*Your objective*
Retype the data below without altering anything.
►
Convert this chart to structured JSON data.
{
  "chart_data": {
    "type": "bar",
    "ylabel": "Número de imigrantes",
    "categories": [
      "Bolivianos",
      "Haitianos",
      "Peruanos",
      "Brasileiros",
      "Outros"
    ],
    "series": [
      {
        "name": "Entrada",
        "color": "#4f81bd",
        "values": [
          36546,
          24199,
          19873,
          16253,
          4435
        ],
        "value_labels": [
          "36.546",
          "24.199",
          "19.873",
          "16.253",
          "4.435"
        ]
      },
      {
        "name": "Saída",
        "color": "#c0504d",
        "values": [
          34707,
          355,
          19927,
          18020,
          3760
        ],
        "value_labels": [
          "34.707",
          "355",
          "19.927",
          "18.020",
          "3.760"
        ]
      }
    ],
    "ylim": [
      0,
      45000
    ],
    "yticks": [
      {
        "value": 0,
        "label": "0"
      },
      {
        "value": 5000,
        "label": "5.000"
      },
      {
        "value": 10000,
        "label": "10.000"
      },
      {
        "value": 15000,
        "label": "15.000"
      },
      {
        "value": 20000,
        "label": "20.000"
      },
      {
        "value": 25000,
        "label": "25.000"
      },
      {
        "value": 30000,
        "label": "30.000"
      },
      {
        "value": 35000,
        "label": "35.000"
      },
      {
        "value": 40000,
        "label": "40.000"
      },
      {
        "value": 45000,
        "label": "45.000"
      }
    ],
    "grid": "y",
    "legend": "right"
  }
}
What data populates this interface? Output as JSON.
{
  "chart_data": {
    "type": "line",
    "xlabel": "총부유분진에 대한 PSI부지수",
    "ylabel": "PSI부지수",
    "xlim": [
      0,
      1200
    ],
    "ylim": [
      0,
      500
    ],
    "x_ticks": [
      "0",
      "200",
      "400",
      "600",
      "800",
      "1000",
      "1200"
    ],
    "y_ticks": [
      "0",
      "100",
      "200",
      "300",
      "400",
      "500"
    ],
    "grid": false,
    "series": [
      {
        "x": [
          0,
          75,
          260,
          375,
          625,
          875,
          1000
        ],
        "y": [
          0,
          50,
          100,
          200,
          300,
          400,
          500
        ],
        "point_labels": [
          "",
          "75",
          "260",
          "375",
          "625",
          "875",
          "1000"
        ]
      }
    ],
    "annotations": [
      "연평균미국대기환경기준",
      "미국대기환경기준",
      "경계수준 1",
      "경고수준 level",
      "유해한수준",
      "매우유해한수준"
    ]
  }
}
◄
*Result of the exercise*
Convert this chart to structured JSON data.
{
  "chart_data": {
    "type": "bar",
    "ylabel": "Número de imigrantes",
    "categories": [
      "Bolivianos",
      "Haitianos",
      "Peruanos",
      "Brasileiros",
      "Outros"
    ],
    "series": [
      {
        "name": "Entrada",
        "color": "#4f81bd",
        "values": [
          36546,
          24199,
          19873,
          16253,
          4435
        ],
        "value_labels": [
          "36.546",
          "24.199",
          "19.873",
          "16.253",
          "4.435"
        ]
      },
      {
        "name": "Saída",
        "color": "#c0504d",
        "values": [
          34707,
          355,
          19927,
          18020,
          3760
        ],
        "value_labels": [
          "34.707",
          "355",
          "19.927",
          "18.020",
          "3.760"
        ]
      }
    ],
    "ylim": [
      0,
      45000
    ],
    "yticks": [
      {
        "value": 0,
        "label": "0"
      },
      {
        "value": 5000,
        "label": "5.000"
      },
      {
        "value": 10000,
        "label": "10.000"
      },
      {
        "value": 15000,
        "label": "15.000"
      },
      {
        "value": 20000,
        "label": "20.000"
      },
      {
        "value": 25000,
        "label": "25.000"
      },
      {
        "value": 30000,
        "label": "30.000"
      },
      {
        "value": 35000,
        "label": "35.000"
      },
      {
        "value": 40000,
        "label": "40.000"
      },
      {
        "value": 45000,
        "label": "45.000"
      }
    ],
    "grid": "y",
    "legend": "right"
  }
}
What data populates this interface? Output as JSON.
{
  "chart_data": {
    "type": "line",
    "xlabel": "총부유분진에 대한 PSI부지수",
    "ylabel": "PSI부지수",
    "xlim": [
      0,
      1200
    ],
    "ylim": [
      0,
      500
    ],
    "x_ticks": [
      "0",
      "200",
      "400",
      "600",
      "800",
      "1000",
      "1200"
    ],
    "y_ticks": [
      "0",
      "100",
      "200",
      "300",
      "400",
      "500"
    ],
    "grid": false,
    "series": [
      {
        "x": [
          0,
          75,
          260,
          375,
          625,
          875,
          1000
        ],
        "y": [
          0,
          50,
          100,
          200,
          300,
          400,
          500
        ],
        "point_labels": [
          "",
          "75",
          "260",
          "375",
          "625",
          "875",
          "1000"
        ]
      }
    ],
    "annotations": [
      "연평균미국대기환경기준",
      "미국대기환경기준",
      "경계수준 1",
      "경고수준 level",
      "유해한수준",
      "매우유해한수준"
    ]
  }
}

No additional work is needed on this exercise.